The data below needs to be returned exactly, line for line.

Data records
....................

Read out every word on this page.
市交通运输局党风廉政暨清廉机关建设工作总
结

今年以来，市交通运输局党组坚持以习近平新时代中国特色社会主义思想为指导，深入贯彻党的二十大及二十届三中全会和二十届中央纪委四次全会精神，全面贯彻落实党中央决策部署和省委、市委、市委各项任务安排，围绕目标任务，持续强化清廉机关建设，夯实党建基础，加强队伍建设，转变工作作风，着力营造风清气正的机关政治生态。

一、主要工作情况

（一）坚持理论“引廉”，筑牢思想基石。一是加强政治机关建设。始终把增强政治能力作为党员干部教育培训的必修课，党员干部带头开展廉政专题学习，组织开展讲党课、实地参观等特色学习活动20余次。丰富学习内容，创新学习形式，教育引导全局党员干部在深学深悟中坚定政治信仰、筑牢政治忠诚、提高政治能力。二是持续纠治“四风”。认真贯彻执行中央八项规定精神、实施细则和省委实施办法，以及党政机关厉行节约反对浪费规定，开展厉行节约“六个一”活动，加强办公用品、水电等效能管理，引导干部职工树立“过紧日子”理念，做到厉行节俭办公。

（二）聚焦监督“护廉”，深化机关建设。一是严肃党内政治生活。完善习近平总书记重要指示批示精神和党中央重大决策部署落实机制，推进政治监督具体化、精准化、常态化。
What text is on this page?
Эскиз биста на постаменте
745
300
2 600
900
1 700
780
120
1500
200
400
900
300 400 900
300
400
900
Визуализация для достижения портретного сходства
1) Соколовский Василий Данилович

....................

Expected answer —
Read out every word on this page.
市交通运输局党风廉政暨清廉机关建设工作总
结

今年以来，市交通运输局党组坚持以习近平新时代中国特色社会主义思想为指导，深入贯彻党的二十大及二十届三中全会和二十届中央纪委四次全会精神，全面贯彻落实党中央决策部署和省委、市委、市委各项任务安排，围绕目标任务，持续强化清廉机关建设，夯实党建基础，加强队伍建设，转变工作作风，着力营造风清气正的机关政治生态。

一、主要工作情况

（一）坚持理论“引廉”，筑牢思想基石。一是加强政治机关建设。始终把增强政治能力作为党员干部教育培训的必修课，党员干部带头开展廉政专题学习，组织开展讲党课、实地参观等特色学习活动20余次。丰富学习内容，创新学习形式，教育引导全局党员干部在深学深悟中坚定政治信仰、筑牢政治忠诚、提高政治能力。二是持续纠治“四风”。认真贯彻执行中央八项规定精神、实施细则和省委实施办法，以及党政机关厉行节约反对浪费规定，开展厉行节约“六个一”活动，加强办公用品、水电等效能管理，引导干部职工树立“过紧日子”理念，做到厉行节俭办公。

（二）聚焦监督“护廉”，深化机关建设。一是严肃党内政治生活。完善习近平总书记重要指示批示精神和党中央重大决策部署落实机制，推进政治监督具体化、精准化、常态化。
What text is on this page?
Эскиз биста на постаменте
745
300
2 600
900
1 700
780
120
1500
200
400
900
300 400 900
300
400
900
Визуализация для достижения портретного сходства
1) Соколовский Василий Данилович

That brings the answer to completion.